Task statement: Pick out the lines containing "values".

::: Exercise material

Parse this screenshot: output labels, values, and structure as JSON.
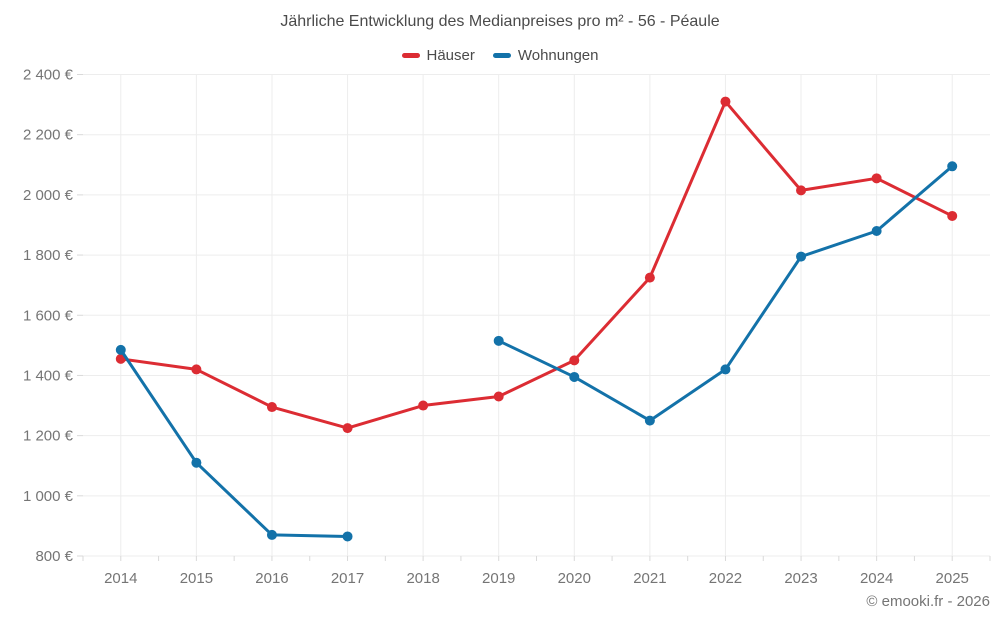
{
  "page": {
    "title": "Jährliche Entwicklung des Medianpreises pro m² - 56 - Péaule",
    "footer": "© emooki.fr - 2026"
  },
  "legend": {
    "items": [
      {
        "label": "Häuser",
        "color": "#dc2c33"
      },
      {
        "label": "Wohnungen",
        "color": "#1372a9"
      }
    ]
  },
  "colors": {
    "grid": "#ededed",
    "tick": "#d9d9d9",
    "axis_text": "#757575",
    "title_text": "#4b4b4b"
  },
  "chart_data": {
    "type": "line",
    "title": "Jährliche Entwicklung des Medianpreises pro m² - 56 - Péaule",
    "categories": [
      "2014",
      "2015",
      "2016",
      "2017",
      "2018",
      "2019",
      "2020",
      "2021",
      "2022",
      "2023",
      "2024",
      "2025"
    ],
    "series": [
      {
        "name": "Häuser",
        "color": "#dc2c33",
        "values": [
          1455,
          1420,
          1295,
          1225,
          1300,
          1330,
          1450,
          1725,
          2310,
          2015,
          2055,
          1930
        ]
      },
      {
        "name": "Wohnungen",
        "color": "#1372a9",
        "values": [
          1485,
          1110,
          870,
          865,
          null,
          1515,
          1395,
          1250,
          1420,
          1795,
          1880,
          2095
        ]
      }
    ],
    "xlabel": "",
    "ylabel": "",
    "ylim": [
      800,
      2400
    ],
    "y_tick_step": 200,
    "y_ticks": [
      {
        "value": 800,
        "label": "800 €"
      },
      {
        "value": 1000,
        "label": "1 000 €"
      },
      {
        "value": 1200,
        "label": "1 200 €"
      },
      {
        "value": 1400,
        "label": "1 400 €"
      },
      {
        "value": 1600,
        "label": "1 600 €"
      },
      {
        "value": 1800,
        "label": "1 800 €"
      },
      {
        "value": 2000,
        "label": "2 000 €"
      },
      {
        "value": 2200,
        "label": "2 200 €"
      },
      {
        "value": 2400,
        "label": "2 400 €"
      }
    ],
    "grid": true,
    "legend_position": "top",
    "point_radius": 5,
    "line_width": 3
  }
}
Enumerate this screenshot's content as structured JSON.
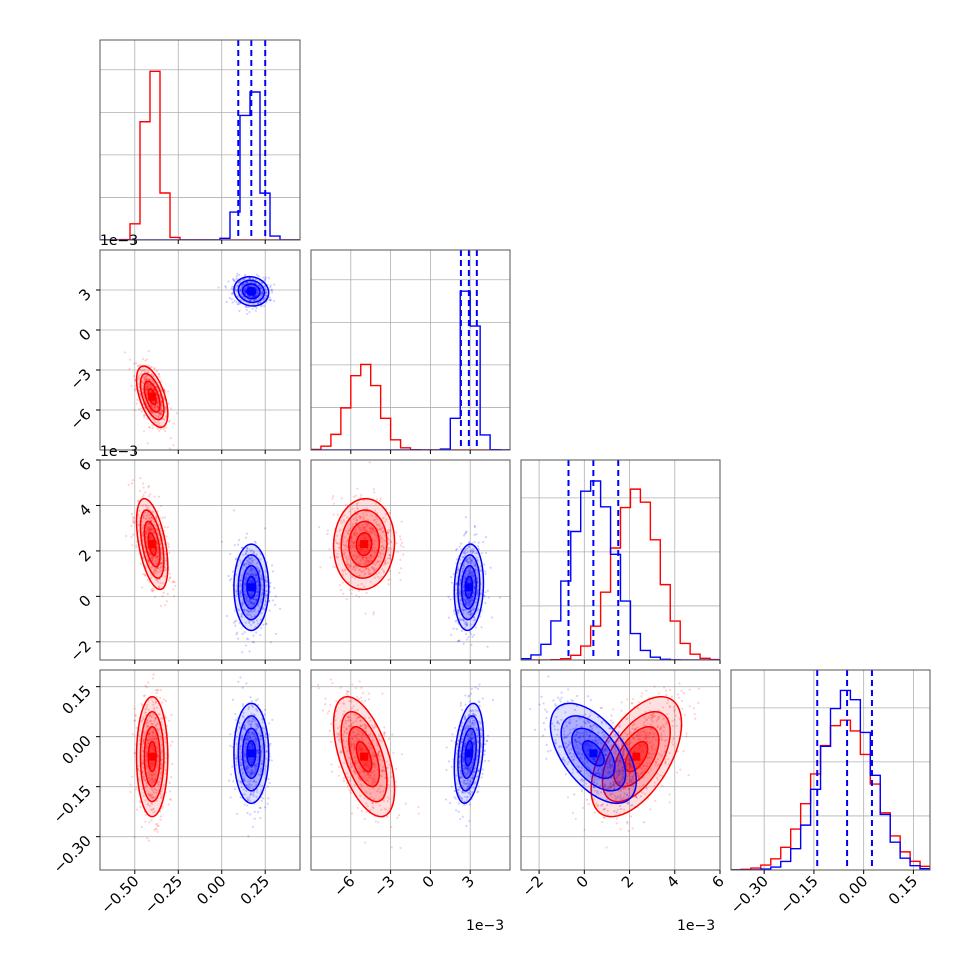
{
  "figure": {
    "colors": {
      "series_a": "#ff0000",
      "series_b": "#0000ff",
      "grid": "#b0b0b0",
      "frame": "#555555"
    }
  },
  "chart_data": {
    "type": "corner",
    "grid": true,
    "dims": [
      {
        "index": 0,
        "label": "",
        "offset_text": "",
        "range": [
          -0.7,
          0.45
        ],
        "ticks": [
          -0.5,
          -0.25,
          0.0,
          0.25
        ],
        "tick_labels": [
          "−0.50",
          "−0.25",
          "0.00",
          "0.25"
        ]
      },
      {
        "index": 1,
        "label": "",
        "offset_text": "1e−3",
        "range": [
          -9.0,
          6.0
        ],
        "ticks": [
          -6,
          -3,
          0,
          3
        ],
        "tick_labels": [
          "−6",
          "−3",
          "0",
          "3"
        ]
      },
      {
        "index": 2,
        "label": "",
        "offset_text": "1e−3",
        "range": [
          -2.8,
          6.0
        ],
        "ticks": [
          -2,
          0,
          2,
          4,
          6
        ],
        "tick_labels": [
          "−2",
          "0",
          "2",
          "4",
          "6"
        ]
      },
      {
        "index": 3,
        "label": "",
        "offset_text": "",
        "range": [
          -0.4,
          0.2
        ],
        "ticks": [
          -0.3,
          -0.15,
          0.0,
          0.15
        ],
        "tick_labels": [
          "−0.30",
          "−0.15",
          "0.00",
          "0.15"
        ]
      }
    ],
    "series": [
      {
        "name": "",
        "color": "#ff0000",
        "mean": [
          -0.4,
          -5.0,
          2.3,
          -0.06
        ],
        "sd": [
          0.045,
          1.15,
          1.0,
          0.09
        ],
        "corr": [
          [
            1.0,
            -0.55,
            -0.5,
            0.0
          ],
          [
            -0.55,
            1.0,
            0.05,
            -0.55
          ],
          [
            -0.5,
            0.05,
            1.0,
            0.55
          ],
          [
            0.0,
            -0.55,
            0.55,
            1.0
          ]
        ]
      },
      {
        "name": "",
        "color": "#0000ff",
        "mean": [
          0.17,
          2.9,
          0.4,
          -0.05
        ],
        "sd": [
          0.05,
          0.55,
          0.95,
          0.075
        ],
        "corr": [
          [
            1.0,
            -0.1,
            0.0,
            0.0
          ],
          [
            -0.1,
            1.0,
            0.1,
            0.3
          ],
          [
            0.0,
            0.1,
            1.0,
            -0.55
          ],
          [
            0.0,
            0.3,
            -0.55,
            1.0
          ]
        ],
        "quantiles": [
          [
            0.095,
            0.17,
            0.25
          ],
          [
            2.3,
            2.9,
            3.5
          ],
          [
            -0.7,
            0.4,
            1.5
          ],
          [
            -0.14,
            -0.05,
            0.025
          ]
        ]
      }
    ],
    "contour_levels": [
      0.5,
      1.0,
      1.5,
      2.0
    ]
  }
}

::::::
::: Exercise material

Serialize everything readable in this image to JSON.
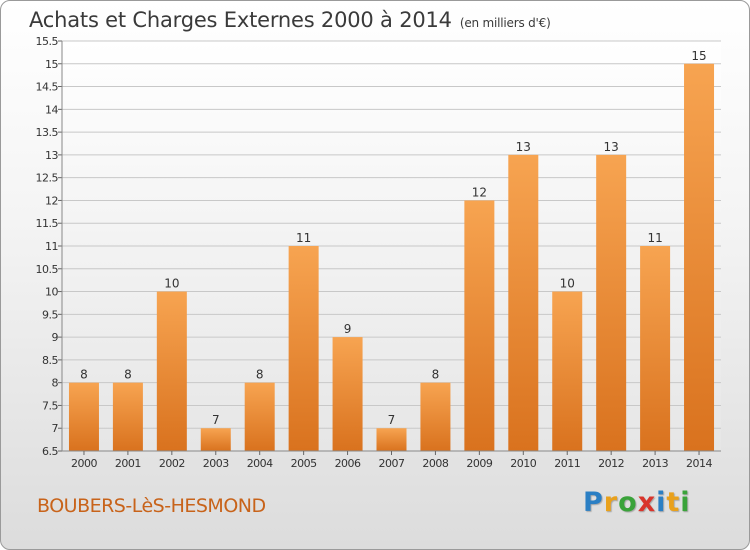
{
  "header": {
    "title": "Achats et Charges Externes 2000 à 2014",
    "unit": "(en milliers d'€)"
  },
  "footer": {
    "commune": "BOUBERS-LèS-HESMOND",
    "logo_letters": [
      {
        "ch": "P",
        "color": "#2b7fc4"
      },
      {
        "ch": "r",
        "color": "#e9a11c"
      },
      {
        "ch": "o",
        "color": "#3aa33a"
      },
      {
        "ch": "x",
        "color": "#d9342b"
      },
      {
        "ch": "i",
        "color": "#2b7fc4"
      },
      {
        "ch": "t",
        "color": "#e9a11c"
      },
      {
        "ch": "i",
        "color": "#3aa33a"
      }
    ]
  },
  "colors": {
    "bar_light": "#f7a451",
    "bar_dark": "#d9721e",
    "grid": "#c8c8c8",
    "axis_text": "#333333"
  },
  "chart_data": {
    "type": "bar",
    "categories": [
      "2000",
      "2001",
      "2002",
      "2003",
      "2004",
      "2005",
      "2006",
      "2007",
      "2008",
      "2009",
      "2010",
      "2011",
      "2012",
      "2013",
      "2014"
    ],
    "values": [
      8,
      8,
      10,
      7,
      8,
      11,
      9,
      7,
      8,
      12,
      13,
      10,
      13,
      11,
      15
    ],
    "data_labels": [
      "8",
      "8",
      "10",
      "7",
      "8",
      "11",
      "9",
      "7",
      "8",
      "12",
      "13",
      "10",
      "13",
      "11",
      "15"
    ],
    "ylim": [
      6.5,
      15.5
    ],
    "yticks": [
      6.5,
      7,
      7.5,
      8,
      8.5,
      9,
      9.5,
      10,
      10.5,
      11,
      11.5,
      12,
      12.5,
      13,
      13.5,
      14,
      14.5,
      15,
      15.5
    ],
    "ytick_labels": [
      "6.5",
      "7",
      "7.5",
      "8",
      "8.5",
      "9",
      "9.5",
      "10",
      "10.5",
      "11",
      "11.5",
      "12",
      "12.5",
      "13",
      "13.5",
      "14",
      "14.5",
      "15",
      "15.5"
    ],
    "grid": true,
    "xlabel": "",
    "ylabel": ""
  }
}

::::::

Complete answer:
Parse this screenshot: output labels, values, and structure as JSON.
        "values": [
        "values": [
    "values": [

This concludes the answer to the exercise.